-- start SUPPLIED INFORMATION --

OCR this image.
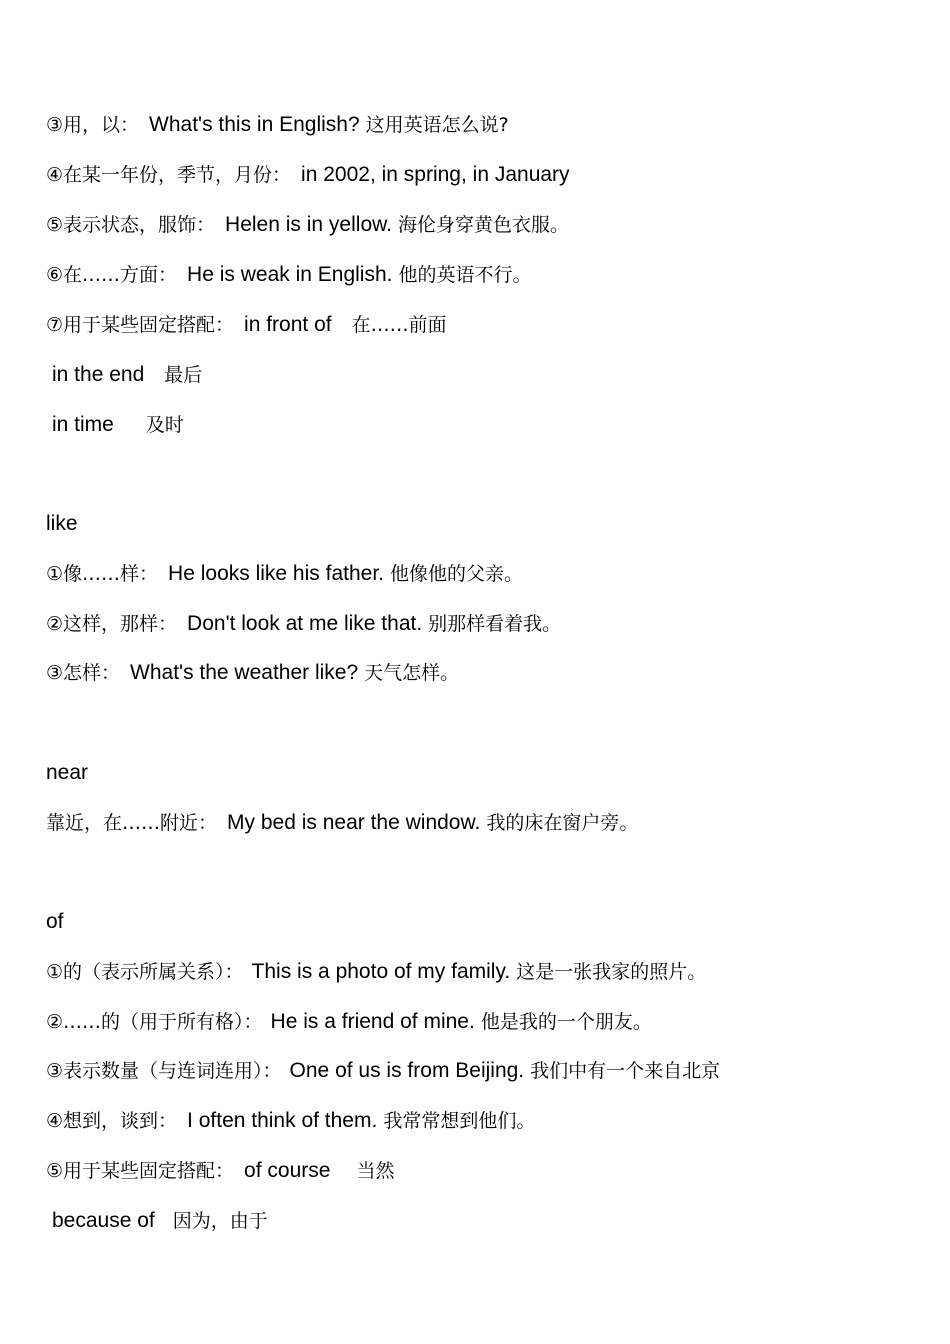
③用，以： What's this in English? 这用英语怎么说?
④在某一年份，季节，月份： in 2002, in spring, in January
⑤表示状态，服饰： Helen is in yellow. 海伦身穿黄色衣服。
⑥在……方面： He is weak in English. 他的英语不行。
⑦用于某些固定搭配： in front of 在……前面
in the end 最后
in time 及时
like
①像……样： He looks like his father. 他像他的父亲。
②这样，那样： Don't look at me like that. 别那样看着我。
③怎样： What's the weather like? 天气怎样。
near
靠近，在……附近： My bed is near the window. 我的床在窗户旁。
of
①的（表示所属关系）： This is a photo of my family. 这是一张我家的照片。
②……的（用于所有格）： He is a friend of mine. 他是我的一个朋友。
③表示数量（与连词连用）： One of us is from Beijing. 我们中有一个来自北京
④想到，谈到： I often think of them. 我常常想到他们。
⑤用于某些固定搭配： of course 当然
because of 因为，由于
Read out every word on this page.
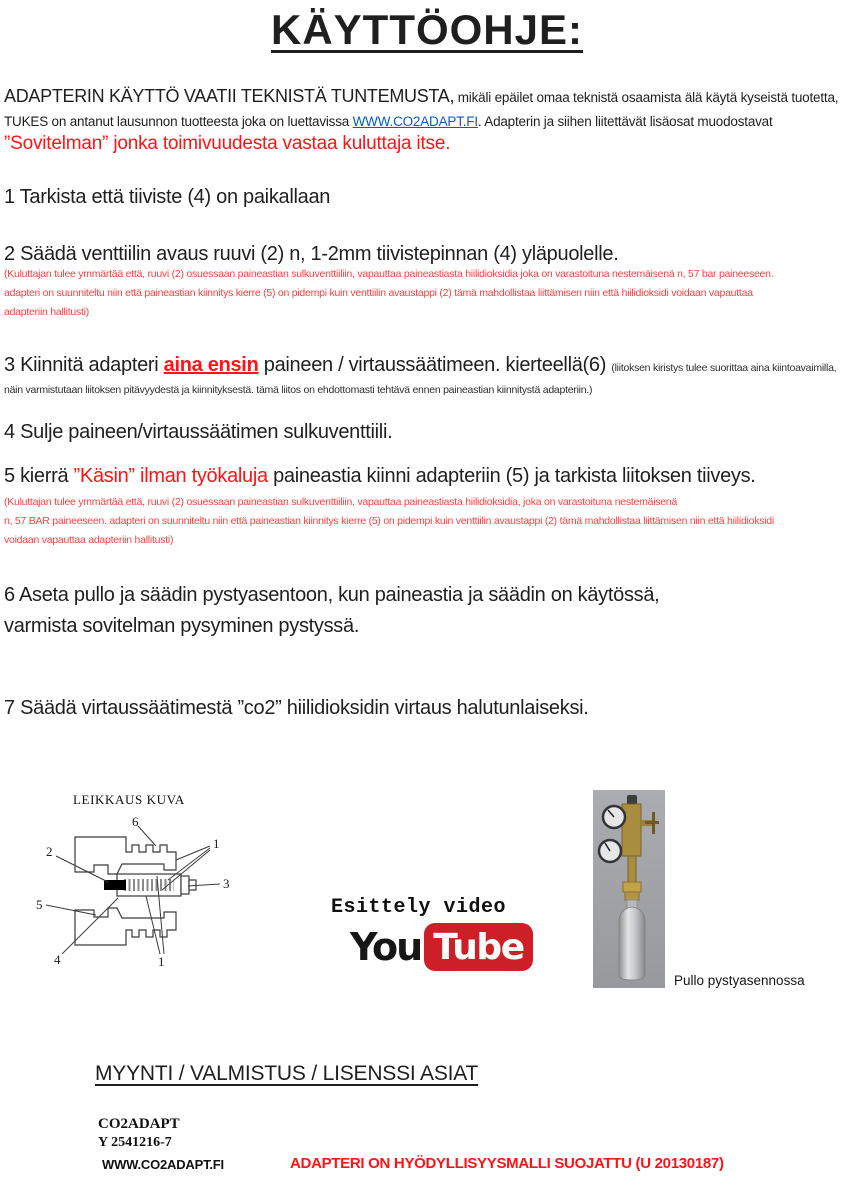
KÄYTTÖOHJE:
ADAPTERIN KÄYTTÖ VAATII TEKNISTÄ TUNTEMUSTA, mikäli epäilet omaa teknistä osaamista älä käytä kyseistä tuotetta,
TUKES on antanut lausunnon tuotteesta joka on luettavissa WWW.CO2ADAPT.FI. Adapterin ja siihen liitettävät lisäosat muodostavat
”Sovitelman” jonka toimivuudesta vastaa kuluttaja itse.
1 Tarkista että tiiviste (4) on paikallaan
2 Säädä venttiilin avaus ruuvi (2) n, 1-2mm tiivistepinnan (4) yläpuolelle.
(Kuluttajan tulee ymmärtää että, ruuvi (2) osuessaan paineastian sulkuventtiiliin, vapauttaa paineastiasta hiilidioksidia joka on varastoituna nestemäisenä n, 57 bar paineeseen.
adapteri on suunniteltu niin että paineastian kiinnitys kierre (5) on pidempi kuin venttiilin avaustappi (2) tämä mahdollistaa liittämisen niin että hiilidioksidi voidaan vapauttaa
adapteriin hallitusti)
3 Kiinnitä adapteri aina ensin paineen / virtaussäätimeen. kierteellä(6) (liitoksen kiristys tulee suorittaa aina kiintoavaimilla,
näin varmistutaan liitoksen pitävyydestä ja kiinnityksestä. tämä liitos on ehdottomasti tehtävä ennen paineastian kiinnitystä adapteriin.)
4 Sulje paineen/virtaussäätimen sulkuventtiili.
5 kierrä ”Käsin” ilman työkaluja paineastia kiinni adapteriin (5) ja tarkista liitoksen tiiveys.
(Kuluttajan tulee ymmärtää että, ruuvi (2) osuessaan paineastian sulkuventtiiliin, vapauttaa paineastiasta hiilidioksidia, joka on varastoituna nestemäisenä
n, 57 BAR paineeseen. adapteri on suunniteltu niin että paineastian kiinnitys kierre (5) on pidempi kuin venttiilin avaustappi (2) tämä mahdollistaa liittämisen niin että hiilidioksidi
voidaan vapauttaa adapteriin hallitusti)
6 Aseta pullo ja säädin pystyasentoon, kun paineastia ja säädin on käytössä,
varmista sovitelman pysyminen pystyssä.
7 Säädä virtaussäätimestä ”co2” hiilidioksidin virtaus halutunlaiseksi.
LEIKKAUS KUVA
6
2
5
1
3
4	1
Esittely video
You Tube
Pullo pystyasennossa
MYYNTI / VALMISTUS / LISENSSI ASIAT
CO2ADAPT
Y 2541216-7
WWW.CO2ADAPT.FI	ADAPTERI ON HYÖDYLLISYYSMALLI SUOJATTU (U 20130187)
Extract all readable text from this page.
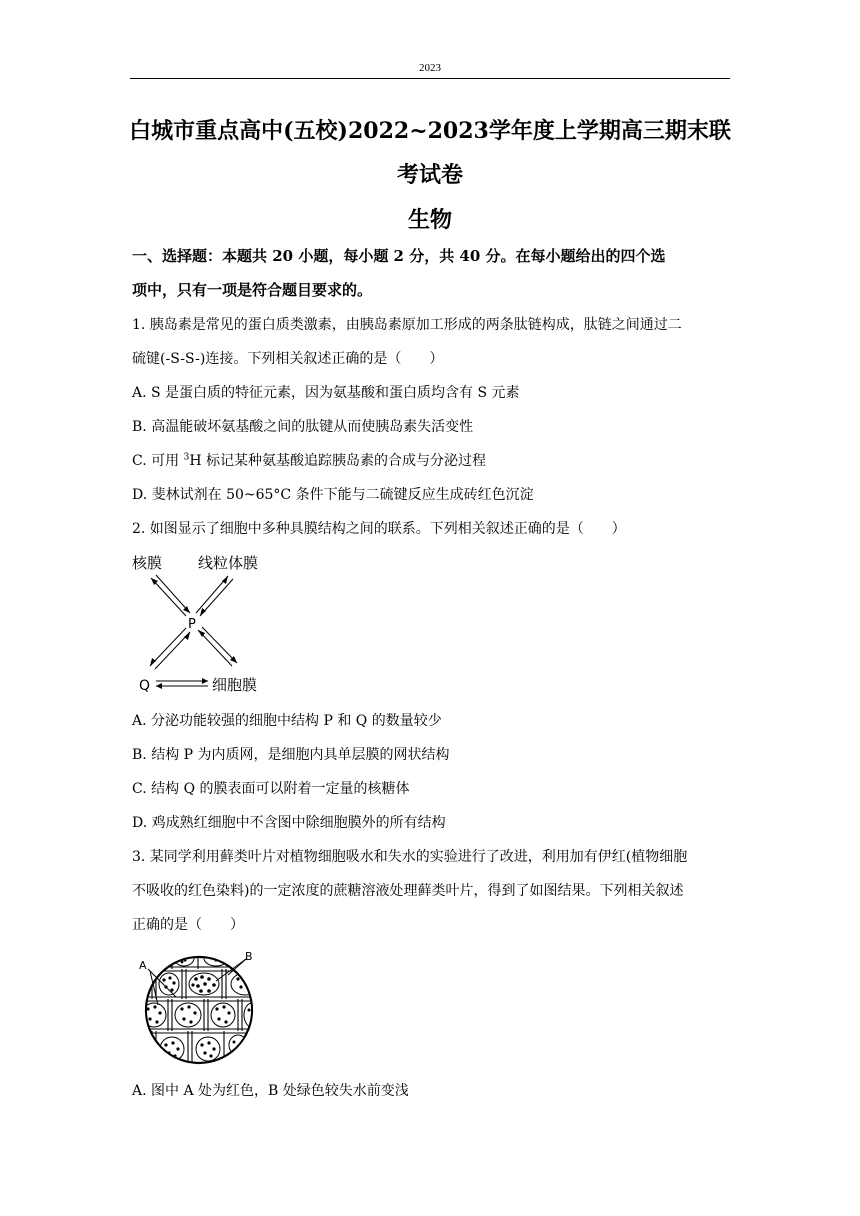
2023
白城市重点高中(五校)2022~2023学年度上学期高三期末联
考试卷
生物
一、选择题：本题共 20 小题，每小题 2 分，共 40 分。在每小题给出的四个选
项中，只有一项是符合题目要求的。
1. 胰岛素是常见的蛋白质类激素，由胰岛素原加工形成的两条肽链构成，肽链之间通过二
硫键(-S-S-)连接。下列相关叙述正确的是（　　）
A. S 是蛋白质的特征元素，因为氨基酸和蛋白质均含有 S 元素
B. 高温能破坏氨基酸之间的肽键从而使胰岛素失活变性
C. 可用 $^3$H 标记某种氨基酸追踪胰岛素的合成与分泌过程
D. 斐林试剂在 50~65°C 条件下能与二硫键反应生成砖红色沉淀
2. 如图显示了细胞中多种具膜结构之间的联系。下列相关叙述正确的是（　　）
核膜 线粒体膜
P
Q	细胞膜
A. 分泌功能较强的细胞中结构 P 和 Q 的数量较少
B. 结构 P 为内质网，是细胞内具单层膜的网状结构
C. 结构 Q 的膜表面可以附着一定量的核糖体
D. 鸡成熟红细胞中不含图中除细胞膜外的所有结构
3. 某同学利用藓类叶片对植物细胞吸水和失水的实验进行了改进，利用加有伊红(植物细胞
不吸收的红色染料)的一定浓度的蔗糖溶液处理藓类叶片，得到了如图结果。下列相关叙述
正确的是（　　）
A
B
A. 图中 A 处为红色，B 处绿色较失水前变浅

-- end SUPPLIED INFORMATION --

Without including any pictures, print each record exactly.

OCR this image.
③用，以： What's this in English? 这用英语怎么说?
④在某一年份，季节，月份： in 2002, in spring, in January
⑤表示状态，服饰： Helen is in yellow. 海伦身穿黄色衣服。
⑥在……方面： He is weak in English. 他的英语不行。
⑦用于某些固定搭配： in front of 在……前面
in the end 最后
in time 及时
like
①像……样： He looks like his father. 他像他的父亲。
②这样，那样： Don't look at me like that. 别那样看着我。
③怎样： What's the weather like? 天气怎样。
near
靠近，在……附近： My bed is near the window. 我的床在窗户旁。
of
①的（表示所属关系）： This is a photo of my family. 这是一张我家的照片。
②……的（用于所有格）： He is a friend of mine. 他是我的一个朋友。
③表示数量（与连词连用）： One of us is from Beijing. 我们中有一个来自北京
④想到，谈到： I often think of them. 我常常想到他们。
⑤用于某些固定搭配： of course 当然
because of 因为，由于
Read out every word on this page.
KÄYTTÖOHJE:
ADAPTERIN KÄYTTÖ VAATII TEKNISTÄ TUNTEMUSTA, mikäli epäilet omaa teknistä osaamista älä käytä kyseistä tuotetta,
TUKES on antanut lausunnon tuotteesta joka on luettavissa WWW.CO2ADAPT.FI. Adapterin ja siihen liitettävät lisäosat muodostavat
”Sovitelman” jonka toimivuudesta vastaa kuluttaja itse.
1 Tarkista että tiiviste (4) on paikallaan
2 Säädä venttiilin avaus ruuvi (2) n, 1-2mm tiivistepinnan (4) yläpuolelle.
(Kuluttajan tulee ymmärtää että, ruuvi (2) osuessaan paineastian sulkuventtiiliin, vapauttaa paineastiasta hiilidioksidia joka on varastoituna nestemäisenä n, 57 bar paineeseen.
adapteri on suunniteltu niin että paineastian kiinnitys kierre (5) on pidempi kuin venttiilin avaustappi (2) tämä mahdollistaa liittämisen niin että hiilidioksidi voidaan vapauttaa
adapteriin hallitusti)
3 Kiinnitä adapteri aina ensin paineen / virtaussäätimeen. kierteellä(6) (liitoksen kiristys tulee suorittaa aina kiintoavaimilla,
näin varmistutaan liitoksen pitävyydestä ja kiinnityksestä. tämä liitos on ehdottomasti tehtävä ennen paineastian kiinnitystä adapteriin.)
4 Sulje paineen/virtaussäätimen sulkuventtiili.
5 kierrä ”Käsin” ilman työkaluja paineastia kiinni adapteriin (5) ja tarkista liitoksen tiiveys.
(Kuluttajan tulee ymmärtää että, ruuvi (2) osuessaan paineastian sulkuventtiiliin, vapauttaa paineastiasta hiilidioksidia, joka on varastoituna nestemäisenä
n, 57 BAR paineeseen. adapteri on suunniteltu niin että paineastian kiinnitys kierre (5) on pidempi kuin venttiilin avaustappi (2) tämä mahdollistaa liittämisen niin että hiilidioksidi
voidaan vapauttaa adapteriin hallitusti)
6 Aseta pullo ja säädin pystyasentoon, kun paineastia ja säädin on käytössä,
varmista sovitelman pysyminen pystyssä.
7 Säädä virtaussäätimestä ”co2” hiilidioksidin virtaus halutunlaiseksi.
LEIKKAUS KUVA
6
2
5
1
3
4	1
Esittely video
You Tube
Pullo pystyasennossa
MYYNTI / VALMISTUS / LISENSSI ASIAT
CO2ADAPT
Y 2541216-7
WWW.CO2ADAPT.FI	ADAPTERI ON HYÖDYLLISYYSMALLI SUOJATTU (U 20130187)
Extract all readable text from this page.
2023
白城市重点高中(五校)2022~2023学年度上学期高三期末联
考试卷
生物
一、选择题：本题共 20 小题，每小题 2 分，共 40 分。在每小题给出的四个选
项中，只有一项是符合题目要求的。
1. 胰岛素是常见的蛋白质类激素，由胰岛素原加工形成的两条肽链构成，肽链之间通过二
硫键(-S-S-)连接。下列相关叙述正确的是（　　）
A. S 是蛋白质的特征元素，因为氨基酸和蛋白质均含有 S 元素
B. 高温能破坏氨基酸之间的肽键从而使胰岛素失活变性
C. 可用 $^3$H 标记某种氨基酸追踪胰岛素的合成与分泌过程
D. 斐林试剂在 50~65°C 条件下能与二硫键反应生成砖红色沉淀
2. 如图显示了细胞中多种具膜结构之间的联系。下列相关叙述正确的是（　　）
核膜 线粒体膜
P
Q	细胞膜
A. 分泌功能较强的细胞中结构 P 和 Q 的数量较少
B. 结构 P 为内质网，是细胞内具单层膜的网状结构
C. 结构 Q 的膜表面可以附着一定量的核糖体
D. 鸡成熟红细胞中不含图中除细胞膜外的所有结构
3. 某同学利用藓类叶片对植物细胞吸水和失水的实验进行了改进，利用加有伊红(植物细胞
不吸收的红色染料)的一定浓度的蔗糖溶液处理藓类叶片，得到了如图结果。下列相关叙述
正确的是（　　）
A
B
A. 图中 A 处为红色，B 处绿色较失水前变浅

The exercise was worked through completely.